[Data entries]
# # # #

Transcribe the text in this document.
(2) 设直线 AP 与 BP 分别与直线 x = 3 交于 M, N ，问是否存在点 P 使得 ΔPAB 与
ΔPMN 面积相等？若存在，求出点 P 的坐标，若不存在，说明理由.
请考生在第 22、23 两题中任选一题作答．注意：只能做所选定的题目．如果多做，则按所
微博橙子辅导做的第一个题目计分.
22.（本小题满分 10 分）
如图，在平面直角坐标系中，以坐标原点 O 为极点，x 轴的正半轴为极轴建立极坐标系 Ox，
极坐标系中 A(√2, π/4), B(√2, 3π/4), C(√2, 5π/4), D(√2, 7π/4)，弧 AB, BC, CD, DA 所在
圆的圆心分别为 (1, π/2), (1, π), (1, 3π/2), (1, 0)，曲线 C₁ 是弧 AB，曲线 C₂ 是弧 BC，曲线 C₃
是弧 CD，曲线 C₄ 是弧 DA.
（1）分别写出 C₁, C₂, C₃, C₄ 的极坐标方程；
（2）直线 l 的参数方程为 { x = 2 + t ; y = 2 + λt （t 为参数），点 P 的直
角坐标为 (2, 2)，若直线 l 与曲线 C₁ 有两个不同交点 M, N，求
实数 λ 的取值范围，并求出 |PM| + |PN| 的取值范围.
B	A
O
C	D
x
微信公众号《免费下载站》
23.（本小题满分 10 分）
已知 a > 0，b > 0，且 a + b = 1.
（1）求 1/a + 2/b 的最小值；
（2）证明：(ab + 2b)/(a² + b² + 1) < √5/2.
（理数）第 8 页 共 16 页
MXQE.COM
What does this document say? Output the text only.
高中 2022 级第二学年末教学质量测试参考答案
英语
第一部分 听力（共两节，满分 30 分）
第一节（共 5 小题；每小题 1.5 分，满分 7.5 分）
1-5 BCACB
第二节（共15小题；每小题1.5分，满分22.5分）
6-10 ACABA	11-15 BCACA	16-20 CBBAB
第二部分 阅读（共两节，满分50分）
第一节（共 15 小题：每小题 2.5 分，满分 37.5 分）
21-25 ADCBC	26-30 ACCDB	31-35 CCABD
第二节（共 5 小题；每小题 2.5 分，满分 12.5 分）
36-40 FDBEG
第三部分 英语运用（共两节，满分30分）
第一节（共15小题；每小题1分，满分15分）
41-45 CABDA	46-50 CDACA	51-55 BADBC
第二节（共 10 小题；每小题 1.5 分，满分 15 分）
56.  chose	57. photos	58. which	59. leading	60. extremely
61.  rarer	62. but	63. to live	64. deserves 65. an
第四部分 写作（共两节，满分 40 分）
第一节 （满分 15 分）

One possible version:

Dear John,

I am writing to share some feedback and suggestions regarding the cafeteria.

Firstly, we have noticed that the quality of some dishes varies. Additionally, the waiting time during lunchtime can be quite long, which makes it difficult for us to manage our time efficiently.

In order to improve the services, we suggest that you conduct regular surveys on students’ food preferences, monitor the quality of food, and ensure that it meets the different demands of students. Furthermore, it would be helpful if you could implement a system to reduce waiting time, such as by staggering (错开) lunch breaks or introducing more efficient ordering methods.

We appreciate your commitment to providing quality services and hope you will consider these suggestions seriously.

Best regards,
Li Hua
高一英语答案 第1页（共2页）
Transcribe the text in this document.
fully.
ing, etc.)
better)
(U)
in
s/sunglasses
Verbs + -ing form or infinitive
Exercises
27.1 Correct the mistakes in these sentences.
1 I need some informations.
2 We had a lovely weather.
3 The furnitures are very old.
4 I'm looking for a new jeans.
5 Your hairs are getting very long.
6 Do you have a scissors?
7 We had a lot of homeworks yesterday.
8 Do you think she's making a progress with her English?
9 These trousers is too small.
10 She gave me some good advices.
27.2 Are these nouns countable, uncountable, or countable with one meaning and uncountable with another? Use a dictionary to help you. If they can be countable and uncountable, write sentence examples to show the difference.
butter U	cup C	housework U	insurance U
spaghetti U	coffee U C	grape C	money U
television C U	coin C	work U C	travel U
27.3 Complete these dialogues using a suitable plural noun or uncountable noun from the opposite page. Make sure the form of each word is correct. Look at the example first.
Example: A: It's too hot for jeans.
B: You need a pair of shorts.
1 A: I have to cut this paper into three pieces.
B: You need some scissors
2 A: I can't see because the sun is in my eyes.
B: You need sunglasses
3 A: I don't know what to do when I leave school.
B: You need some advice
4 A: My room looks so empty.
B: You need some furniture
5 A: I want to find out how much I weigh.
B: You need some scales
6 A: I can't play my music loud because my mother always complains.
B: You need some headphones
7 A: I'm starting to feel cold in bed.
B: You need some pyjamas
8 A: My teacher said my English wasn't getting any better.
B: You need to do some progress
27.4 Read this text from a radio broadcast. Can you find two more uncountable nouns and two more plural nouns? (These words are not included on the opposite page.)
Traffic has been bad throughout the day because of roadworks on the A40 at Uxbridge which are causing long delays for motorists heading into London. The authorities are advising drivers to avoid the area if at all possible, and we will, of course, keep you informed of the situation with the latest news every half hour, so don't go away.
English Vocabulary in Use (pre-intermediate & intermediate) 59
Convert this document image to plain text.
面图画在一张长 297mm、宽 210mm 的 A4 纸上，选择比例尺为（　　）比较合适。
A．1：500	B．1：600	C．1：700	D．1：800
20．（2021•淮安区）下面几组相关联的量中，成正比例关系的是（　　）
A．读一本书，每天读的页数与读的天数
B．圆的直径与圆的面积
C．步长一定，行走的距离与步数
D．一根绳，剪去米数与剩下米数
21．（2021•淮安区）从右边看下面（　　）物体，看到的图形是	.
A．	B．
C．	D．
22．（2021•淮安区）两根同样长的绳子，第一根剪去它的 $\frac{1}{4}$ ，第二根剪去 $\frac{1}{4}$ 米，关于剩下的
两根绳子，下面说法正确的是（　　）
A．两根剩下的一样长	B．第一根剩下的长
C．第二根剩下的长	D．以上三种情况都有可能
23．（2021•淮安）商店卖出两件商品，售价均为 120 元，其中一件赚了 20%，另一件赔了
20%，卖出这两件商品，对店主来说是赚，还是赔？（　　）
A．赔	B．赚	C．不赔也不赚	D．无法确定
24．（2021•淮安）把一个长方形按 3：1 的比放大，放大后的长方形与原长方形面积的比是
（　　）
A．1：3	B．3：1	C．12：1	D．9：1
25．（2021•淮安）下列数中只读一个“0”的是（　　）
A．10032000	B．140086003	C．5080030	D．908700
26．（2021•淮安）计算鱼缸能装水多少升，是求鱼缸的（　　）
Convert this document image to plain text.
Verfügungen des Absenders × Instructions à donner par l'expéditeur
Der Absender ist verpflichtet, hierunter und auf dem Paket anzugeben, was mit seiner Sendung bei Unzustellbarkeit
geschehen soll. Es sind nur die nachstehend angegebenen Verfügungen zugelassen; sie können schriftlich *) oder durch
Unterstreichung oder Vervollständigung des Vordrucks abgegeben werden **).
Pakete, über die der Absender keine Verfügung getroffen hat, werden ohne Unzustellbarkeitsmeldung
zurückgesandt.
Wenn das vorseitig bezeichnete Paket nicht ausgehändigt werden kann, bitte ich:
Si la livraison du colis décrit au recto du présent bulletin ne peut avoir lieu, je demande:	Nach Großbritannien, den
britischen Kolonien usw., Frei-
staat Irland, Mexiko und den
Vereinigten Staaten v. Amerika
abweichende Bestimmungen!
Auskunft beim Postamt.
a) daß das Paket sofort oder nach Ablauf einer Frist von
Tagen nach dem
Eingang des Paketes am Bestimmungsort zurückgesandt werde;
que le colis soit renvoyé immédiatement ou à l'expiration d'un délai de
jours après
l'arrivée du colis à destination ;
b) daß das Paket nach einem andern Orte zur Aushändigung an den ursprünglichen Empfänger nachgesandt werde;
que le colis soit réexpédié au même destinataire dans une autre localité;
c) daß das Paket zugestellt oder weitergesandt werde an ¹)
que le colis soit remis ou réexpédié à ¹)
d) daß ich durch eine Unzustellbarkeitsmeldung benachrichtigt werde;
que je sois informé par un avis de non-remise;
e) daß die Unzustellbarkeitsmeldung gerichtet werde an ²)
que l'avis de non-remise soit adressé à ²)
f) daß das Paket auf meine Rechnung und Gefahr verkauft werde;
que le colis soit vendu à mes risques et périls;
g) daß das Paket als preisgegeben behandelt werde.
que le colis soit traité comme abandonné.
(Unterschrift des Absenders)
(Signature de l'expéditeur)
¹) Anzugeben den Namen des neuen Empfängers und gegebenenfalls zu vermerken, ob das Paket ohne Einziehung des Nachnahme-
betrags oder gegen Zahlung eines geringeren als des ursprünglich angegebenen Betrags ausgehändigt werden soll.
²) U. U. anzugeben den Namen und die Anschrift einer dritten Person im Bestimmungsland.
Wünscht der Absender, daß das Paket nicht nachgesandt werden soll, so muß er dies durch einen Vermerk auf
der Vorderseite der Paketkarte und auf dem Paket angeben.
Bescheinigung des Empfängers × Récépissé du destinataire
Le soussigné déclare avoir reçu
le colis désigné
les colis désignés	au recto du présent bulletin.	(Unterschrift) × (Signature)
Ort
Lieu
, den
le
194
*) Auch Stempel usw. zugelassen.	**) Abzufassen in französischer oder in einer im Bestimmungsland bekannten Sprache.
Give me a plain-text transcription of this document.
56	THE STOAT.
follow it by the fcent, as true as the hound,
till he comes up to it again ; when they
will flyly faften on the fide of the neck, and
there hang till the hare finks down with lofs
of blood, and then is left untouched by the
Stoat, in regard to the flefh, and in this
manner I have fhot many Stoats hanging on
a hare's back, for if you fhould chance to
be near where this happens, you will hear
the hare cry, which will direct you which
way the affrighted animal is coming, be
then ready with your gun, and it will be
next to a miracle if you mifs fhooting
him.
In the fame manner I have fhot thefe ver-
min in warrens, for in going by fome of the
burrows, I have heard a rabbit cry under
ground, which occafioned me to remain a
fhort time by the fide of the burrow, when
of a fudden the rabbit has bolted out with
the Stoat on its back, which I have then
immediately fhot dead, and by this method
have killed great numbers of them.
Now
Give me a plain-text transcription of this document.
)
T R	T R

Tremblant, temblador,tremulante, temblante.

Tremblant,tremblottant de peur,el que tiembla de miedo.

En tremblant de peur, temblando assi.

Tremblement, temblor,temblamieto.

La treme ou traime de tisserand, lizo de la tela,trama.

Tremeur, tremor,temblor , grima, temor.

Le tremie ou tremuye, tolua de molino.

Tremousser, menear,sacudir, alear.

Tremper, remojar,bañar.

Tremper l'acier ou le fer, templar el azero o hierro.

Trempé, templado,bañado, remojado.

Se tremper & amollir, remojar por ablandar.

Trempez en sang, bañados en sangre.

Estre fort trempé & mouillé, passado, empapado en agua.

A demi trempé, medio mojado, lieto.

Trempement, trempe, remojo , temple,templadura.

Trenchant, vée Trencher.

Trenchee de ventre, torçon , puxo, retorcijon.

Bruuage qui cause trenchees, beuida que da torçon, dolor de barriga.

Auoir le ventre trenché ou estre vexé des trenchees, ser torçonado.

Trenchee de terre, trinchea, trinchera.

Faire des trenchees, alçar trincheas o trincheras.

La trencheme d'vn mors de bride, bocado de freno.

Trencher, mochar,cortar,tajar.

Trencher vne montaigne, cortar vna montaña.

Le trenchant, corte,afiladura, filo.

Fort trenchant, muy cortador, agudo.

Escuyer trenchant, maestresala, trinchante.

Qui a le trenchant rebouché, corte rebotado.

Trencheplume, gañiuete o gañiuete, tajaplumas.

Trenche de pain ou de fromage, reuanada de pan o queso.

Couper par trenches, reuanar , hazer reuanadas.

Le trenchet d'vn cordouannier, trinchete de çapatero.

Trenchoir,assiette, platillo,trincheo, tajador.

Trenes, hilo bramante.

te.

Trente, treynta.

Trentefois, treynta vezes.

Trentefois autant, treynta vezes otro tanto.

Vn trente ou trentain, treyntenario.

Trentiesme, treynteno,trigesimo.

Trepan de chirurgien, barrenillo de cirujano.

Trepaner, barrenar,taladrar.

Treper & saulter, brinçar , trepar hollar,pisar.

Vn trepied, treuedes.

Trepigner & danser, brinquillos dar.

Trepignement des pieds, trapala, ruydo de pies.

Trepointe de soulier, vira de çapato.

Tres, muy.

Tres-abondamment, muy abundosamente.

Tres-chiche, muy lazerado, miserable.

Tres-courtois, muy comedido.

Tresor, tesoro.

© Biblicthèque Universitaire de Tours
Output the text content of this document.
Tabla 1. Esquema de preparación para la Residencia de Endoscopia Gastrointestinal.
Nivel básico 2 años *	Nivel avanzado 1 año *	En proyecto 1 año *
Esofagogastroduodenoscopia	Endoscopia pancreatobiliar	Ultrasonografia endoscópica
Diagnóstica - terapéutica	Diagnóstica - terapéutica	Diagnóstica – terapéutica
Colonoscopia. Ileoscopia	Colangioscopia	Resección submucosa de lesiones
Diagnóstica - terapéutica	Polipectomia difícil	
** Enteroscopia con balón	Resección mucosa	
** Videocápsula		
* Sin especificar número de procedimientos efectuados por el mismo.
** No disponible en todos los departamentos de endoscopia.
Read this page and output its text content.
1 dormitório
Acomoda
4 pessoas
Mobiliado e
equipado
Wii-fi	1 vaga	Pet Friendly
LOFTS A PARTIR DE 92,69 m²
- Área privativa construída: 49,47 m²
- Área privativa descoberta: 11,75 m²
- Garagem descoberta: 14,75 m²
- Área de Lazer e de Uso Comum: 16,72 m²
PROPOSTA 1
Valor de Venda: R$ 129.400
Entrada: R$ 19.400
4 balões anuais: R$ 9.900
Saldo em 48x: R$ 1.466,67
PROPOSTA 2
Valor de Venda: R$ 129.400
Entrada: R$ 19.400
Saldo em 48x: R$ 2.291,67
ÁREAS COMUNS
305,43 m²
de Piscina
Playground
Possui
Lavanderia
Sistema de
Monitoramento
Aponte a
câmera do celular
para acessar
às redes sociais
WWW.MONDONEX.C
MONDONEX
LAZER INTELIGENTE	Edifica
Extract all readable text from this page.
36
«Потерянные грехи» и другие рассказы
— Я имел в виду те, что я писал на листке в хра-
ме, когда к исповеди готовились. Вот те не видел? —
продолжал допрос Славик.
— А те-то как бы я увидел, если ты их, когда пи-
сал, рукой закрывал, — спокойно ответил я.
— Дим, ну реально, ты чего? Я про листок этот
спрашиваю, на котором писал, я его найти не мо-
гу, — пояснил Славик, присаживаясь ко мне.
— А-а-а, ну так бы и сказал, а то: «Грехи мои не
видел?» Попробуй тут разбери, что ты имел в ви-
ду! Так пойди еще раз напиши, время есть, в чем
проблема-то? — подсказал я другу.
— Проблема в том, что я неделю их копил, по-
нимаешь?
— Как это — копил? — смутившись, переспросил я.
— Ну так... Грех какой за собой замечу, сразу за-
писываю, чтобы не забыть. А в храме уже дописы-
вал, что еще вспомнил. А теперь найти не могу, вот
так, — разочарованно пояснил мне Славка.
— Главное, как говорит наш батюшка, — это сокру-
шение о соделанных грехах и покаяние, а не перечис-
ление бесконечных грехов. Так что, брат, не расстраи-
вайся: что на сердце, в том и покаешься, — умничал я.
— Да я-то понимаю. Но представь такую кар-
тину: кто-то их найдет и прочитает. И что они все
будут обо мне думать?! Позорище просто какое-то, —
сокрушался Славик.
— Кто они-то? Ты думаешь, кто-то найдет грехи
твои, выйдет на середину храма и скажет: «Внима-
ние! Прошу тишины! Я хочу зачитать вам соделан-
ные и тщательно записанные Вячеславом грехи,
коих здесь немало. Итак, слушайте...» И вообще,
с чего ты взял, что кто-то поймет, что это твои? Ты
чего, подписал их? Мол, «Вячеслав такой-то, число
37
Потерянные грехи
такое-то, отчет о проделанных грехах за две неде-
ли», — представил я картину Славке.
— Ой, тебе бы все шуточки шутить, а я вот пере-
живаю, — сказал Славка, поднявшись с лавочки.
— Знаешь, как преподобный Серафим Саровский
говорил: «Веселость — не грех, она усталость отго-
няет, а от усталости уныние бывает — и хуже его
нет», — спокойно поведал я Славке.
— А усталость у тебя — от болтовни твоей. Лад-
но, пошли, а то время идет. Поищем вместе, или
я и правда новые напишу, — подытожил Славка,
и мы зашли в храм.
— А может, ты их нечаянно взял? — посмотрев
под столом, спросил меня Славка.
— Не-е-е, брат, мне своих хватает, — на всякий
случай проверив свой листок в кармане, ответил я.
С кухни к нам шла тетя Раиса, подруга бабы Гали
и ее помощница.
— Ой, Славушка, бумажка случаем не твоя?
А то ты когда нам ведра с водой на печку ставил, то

# # # #

◆ **Task to carry out**:
Show every line in the entries where the string "Verfügungen" occurs.

◆ **Result below**:
Verfügungen des Absenders × Instructions à donner par l'expéditeur
geschehen soll. Es sind nur die nachstehend angegebenen Verfügungen zugelassen; sie können schriftlich *) oder durch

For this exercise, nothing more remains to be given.